_Required task_
Tally the lines that contain the string "döneminde" and give the number by itself.

+ + +

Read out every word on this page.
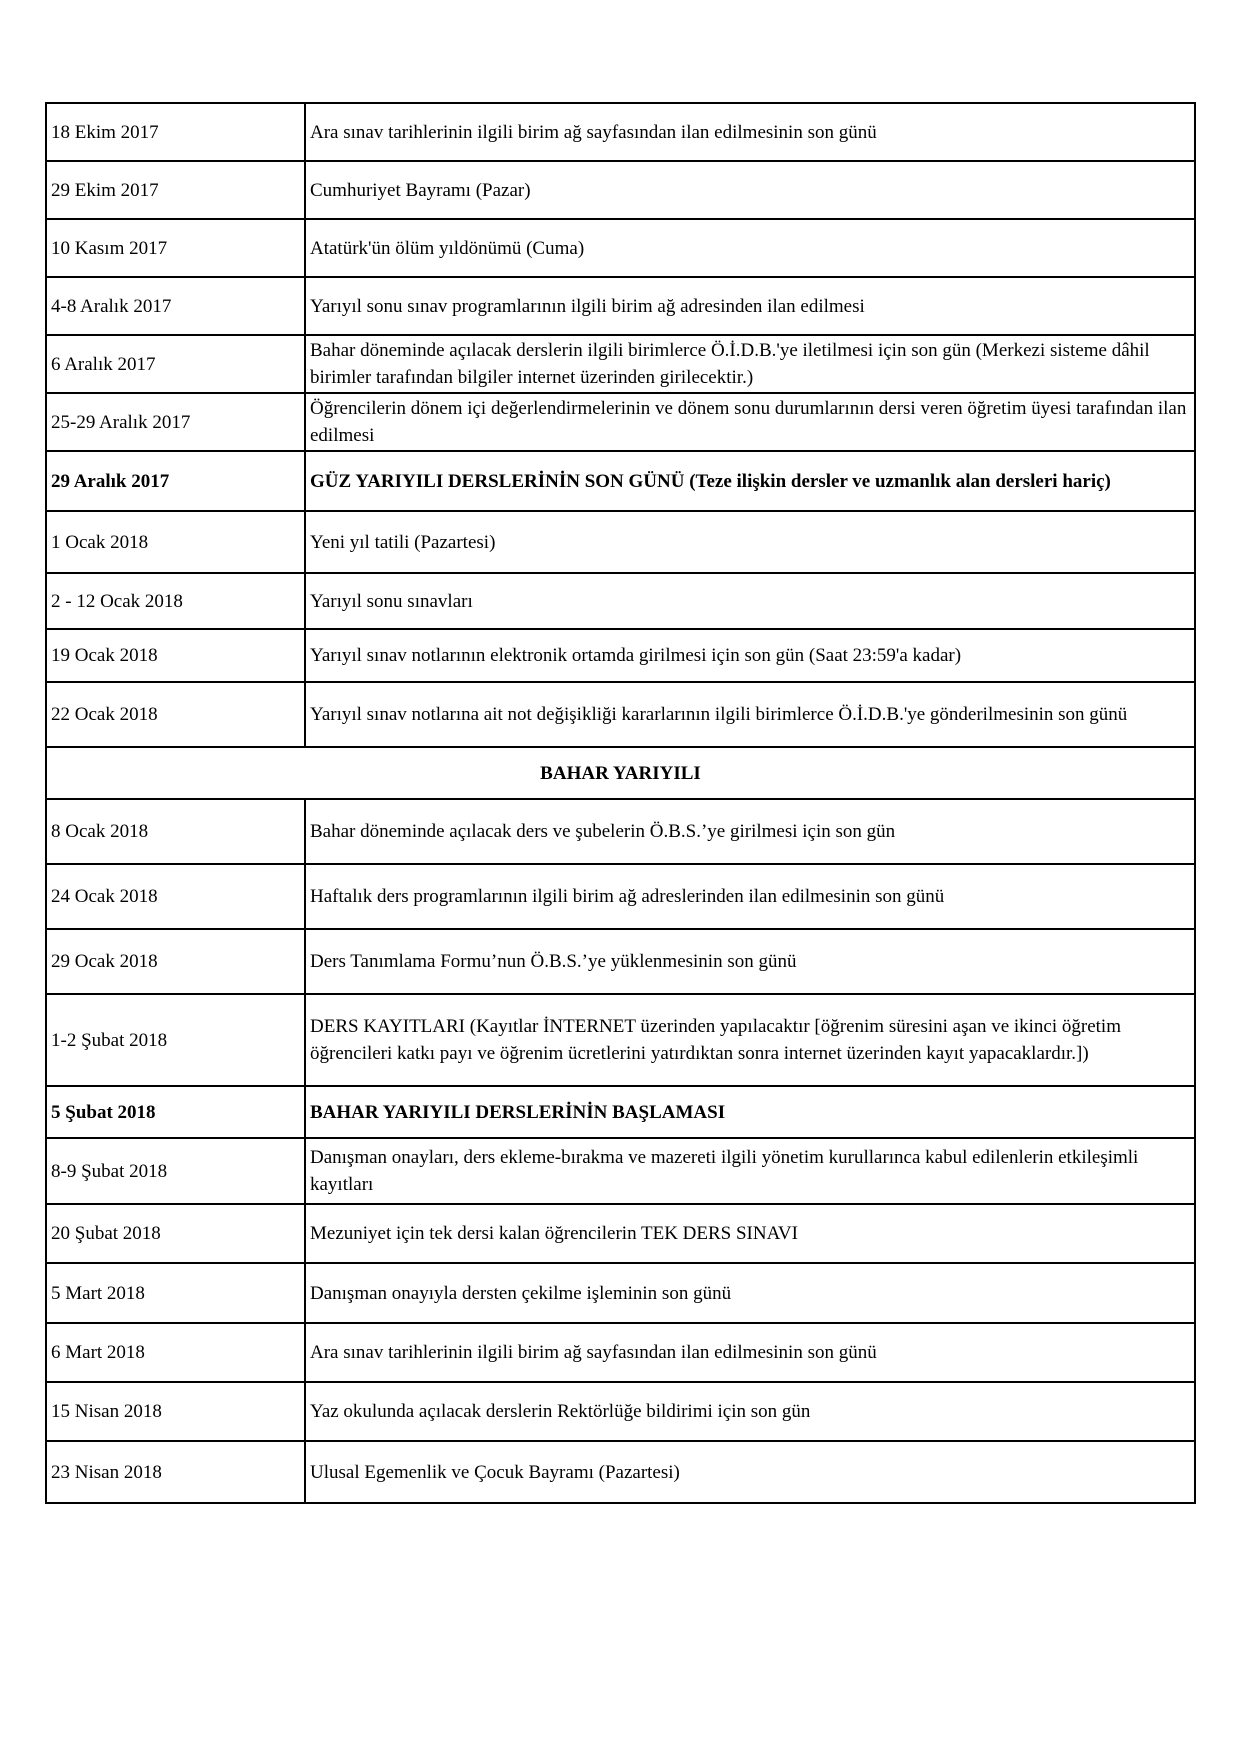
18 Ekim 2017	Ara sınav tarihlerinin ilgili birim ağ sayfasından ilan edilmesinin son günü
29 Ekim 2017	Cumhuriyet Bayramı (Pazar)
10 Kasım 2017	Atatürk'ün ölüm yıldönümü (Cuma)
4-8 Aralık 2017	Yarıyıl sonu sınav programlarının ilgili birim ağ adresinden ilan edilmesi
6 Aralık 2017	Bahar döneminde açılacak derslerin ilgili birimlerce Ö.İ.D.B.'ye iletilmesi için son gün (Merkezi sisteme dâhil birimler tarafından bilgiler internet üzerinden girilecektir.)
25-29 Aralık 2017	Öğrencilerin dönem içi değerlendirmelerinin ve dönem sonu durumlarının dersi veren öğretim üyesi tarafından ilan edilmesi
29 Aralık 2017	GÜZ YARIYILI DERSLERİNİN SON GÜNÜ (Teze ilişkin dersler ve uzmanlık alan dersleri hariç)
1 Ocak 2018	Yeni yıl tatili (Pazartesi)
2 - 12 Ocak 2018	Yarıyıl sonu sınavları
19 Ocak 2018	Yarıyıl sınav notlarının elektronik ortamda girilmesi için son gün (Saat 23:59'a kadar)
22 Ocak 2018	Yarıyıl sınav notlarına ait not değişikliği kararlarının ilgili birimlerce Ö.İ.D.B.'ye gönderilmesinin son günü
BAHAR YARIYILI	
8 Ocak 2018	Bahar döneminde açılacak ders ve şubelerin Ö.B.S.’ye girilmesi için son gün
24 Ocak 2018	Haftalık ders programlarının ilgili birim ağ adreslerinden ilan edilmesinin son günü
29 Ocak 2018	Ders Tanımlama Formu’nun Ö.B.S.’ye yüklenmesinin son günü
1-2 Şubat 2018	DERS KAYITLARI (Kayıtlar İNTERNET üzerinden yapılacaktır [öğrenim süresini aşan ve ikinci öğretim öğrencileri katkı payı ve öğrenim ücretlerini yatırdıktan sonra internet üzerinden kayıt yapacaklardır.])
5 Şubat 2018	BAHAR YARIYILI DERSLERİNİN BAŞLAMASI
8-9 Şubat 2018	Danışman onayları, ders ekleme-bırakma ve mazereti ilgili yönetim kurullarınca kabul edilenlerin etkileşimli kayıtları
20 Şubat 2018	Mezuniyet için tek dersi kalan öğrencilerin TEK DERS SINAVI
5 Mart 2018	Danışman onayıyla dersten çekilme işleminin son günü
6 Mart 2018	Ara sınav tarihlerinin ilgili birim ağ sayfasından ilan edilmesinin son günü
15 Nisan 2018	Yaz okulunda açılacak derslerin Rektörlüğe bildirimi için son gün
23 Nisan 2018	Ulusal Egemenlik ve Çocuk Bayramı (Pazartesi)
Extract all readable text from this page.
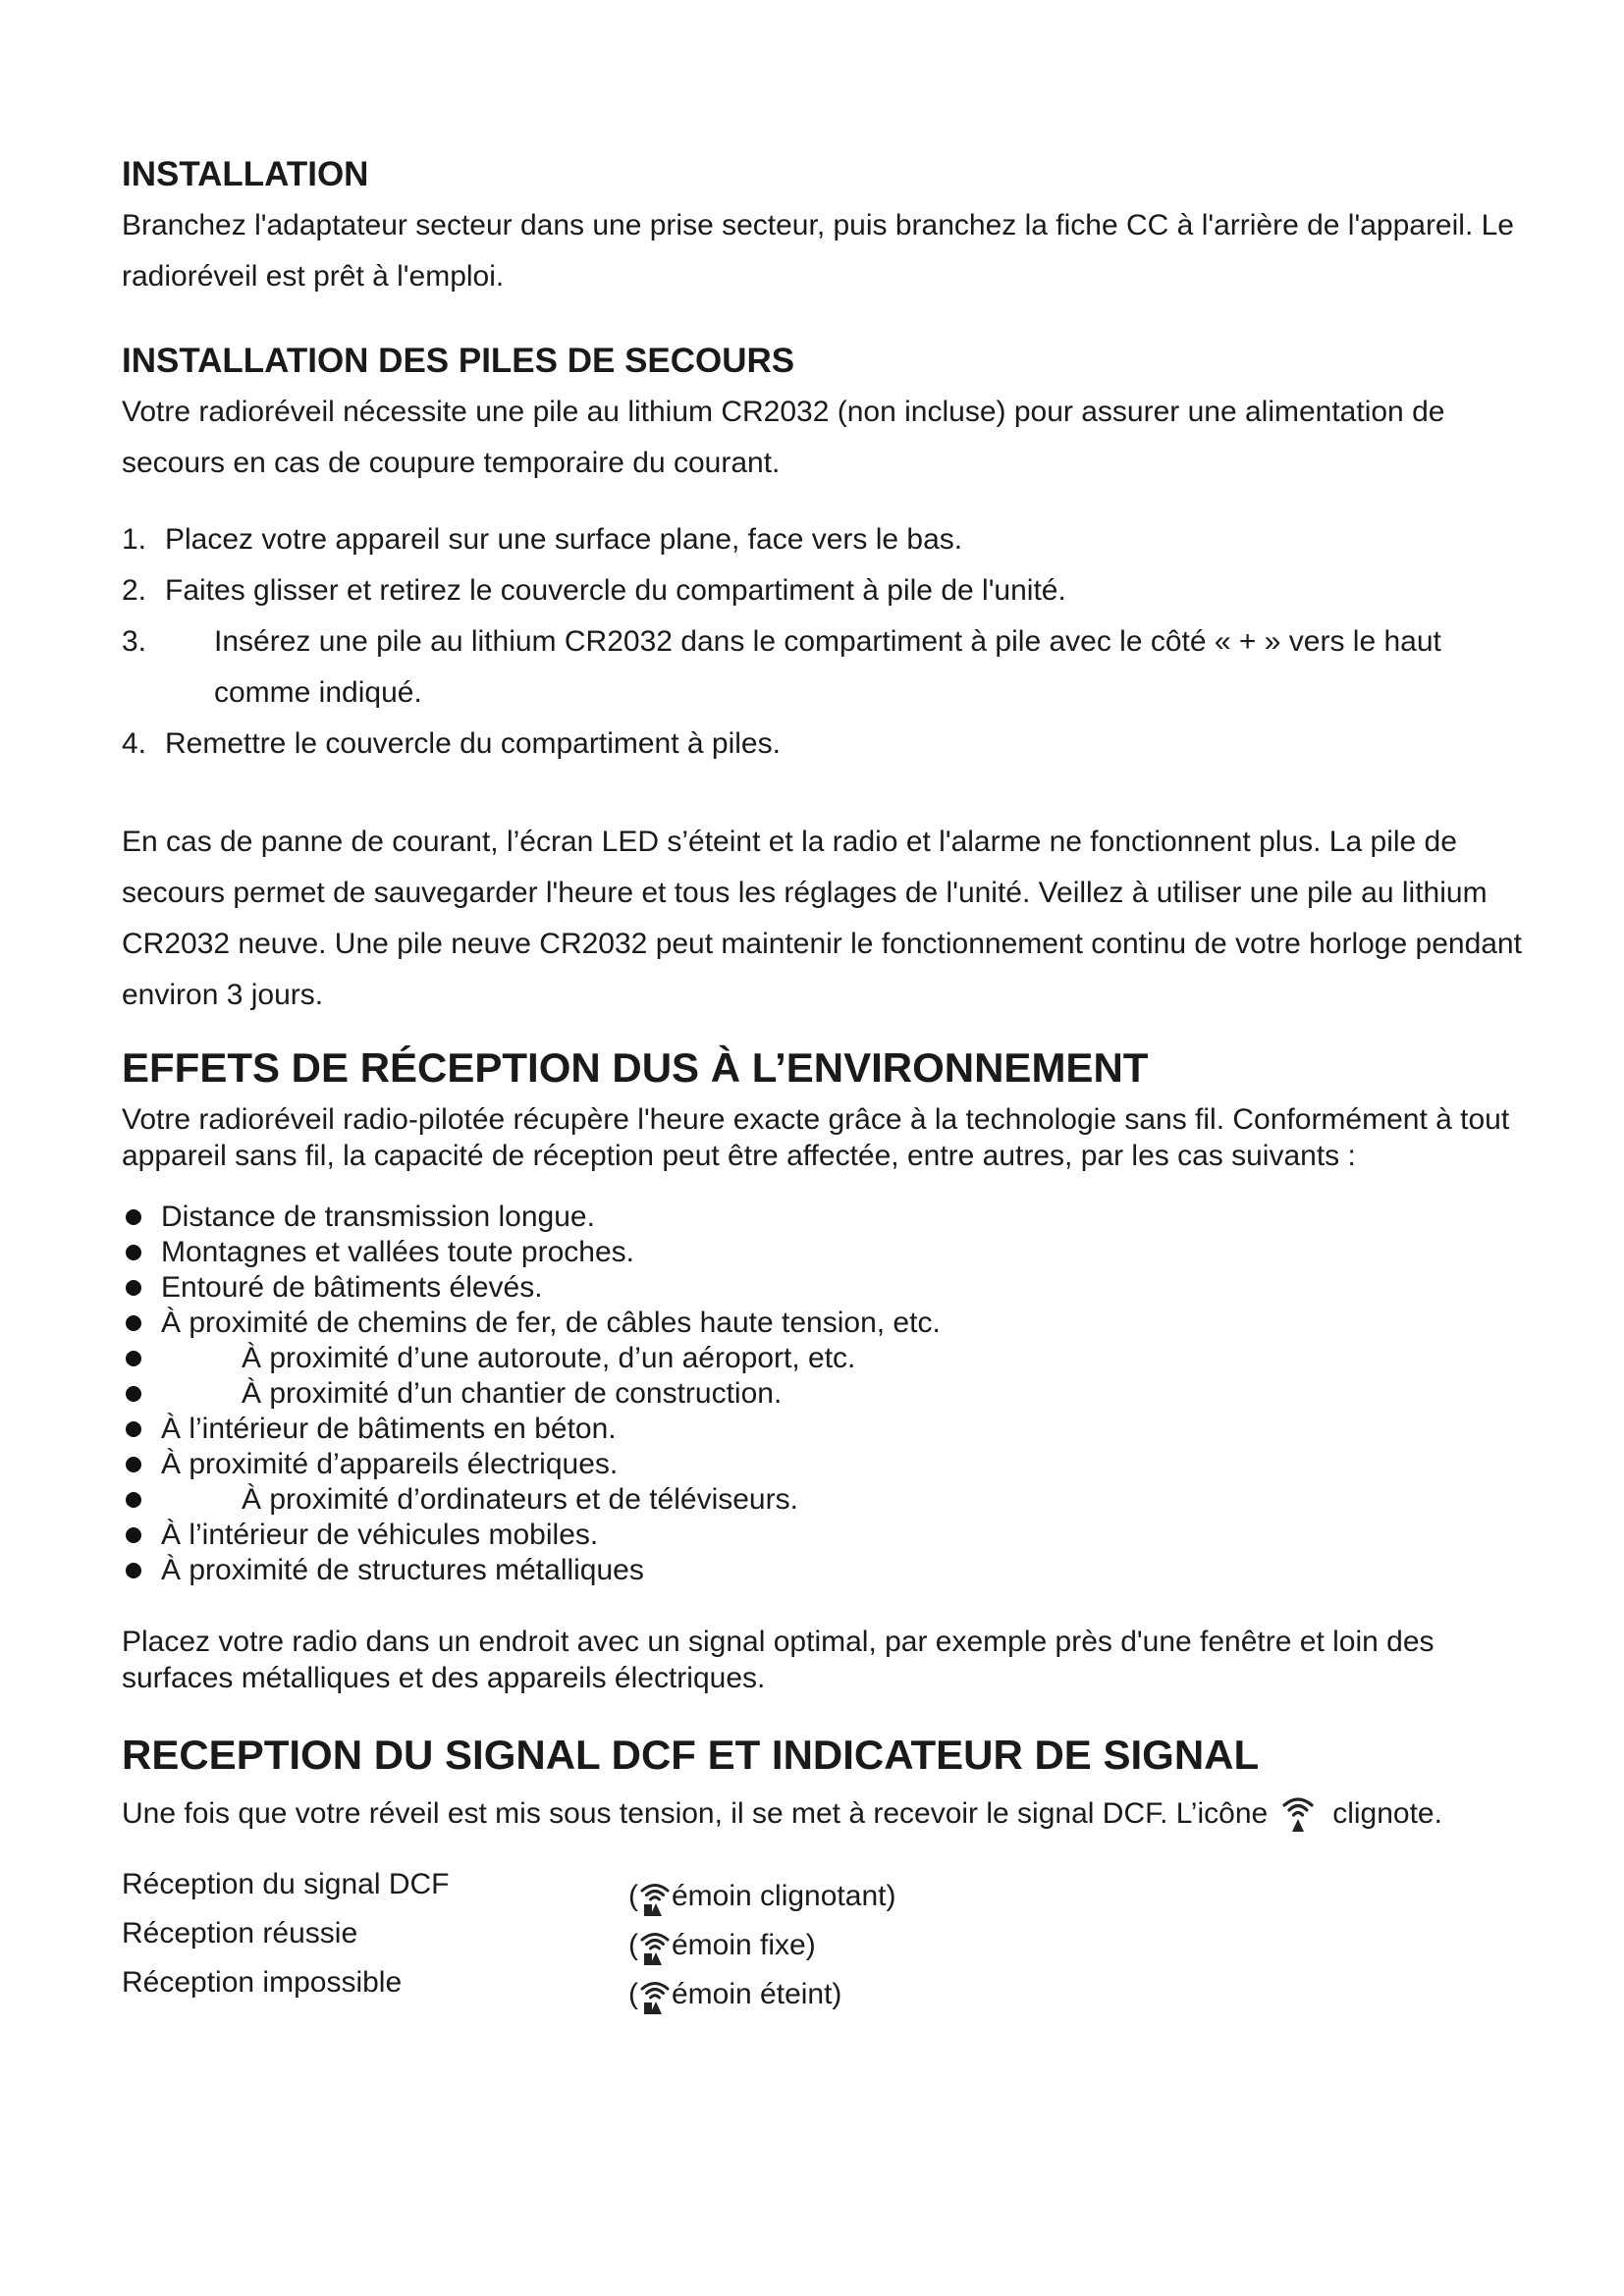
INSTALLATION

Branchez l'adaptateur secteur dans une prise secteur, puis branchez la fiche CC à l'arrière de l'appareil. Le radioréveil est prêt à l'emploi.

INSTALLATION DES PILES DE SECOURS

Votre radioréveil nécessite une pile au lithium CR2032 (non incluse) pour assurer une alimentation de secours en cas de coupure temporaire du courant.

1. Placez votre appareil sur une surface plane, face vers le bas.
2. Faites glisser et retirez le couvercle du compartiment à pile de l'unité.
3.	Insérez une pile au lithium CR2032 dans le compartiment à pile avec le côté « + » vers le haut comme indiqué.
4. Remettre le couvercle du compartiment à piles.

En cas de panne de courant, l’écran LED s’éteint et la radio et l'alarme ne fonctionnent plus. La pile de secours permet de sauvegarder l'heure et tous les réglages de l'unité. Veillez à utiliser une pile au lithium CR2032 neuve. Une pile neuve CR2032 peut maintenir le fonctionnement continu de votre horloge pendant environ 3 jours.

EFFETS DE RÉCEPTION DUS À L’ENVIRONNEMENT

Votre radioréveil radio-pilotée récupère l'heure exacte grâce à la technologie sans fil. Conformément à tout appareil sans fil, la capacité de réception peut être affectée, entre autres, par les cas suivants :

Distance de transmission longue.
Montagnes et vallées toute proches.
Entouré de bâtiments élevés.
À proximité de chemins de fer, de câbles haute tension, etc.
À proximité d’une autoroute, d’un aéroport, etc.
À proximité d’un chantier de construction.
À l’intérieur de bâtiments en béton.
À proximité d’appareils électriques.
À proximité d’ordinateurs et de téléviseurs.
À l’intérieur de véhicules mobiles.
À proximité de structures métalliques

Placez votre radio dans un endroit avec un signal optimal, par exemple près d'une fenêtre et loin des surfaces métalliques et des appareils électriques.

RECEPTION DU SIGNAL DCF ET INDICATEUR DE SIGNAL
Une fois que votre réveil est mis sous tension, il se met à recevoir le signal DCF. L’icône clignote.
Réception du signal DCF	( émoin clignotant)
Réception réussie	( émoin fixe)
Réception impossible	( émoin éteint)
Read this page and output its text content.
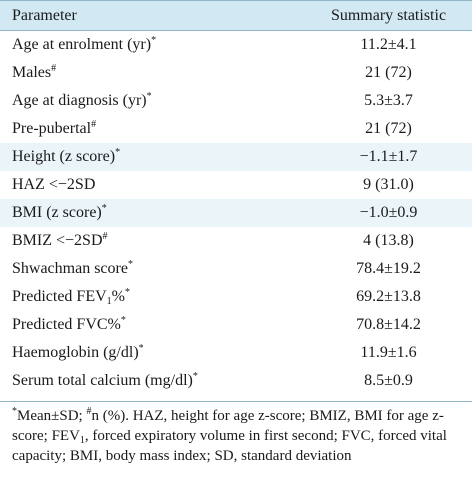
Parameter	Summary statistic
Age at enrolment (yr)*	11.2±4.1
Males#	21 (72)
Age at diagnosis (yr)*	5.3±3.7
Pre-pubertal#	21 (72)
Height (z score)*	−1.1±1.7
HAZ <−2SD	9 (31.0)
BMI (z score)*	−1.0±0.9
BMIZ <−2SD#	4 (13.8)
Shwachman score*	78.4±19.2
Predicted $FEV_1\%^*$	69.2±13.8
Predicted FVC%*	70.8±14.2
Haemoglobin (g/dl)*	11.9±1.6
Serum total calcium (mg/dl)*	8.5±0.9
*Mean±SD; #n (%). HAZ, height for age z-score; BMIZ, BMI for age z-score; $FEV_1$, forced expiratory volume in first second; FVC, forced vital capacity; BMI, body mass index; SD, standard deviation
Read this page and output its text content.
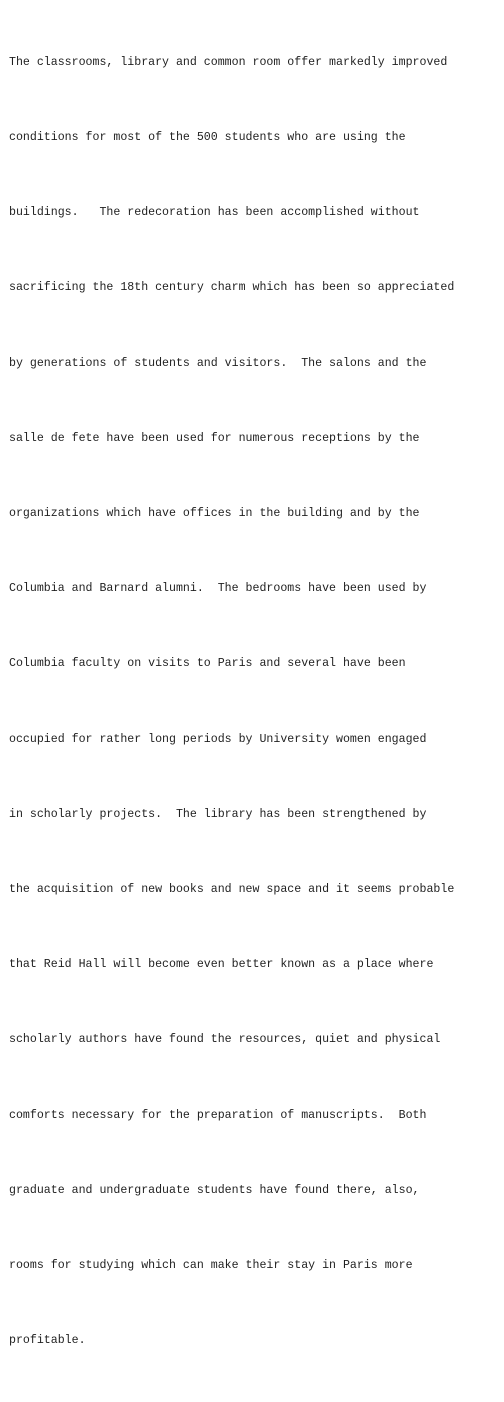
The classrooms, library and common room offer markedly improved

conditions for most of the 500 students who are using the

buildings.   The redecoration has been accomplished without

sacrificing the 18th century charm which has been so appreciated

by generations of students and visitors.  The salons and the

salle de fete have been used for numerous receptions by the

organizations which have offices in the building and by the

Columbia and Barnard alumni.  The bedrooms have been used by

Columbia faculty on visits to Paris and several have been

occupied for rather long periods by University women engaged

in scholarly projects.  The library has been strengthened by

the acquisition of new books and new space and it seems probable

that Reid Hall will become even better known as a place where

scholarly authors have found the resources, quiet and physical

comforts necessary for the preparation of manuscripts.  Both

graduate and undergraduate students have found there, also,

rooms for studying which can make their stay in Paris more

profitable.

+ + +

_Problem solution_
2